Material to process:
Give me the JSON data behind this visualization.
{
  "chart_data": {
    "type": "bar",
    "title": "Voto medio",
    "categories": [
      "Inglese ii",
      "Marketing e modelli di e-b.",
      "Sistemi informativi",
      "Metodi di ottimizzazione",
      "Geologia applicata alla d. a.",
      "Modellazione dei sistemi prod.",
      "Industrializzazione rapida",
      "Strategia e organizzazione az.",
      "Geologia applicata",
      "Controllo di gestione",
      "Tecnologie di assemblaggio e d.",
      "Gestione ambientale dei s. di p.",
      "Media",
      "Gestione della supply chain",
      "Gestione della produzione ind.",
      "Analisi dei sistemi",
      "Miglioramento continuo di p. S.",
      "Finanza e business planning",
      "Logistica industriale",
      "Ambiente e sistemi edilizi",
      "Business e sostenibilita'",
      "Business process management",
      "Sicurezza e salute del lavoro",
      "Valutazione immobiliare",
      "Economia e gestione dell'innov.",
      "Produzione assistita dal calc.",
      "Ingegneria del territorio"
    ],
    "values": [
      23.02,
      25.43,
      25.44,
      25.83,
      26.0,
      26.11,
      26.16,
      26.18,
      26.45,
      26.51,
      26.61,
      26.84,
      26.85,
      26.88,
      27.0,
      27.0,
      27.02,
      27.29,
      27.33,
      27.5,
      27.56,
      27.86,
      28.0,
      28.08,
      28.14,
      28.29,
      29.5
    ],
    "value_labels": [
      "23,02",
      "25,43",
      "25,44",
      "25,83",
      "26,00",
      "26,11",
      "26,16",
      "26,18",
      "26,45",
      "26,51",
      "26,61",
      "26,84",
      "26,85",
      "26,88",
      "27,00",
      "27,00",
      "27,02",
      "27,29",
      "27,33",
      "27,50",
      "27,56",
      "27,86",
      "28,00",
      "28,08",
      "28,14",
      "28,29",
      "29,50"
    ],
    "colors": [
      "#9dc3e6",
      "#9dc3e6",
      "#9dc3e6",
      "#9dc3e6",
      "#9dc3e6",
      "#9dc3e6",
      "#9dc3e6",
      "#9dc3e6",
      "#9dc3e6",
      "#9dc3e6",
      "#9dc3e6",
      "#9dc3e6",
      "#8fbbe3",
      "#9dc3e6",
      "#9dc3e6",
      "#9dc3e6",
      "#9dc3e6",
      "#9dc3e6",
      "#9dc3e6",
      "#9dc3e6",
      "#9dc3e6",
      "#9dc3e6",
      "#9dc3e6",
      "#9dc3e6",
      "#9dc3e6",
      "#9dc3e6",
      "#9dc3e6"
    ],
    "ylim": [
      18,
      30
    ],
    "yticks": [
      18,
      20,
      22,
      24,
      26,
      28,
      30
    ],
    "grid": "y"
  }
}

Exercise details:
Each line in the material either holds the string "Geologia" or does not. State how many do, and nothing else.

Reply to the exercise:
2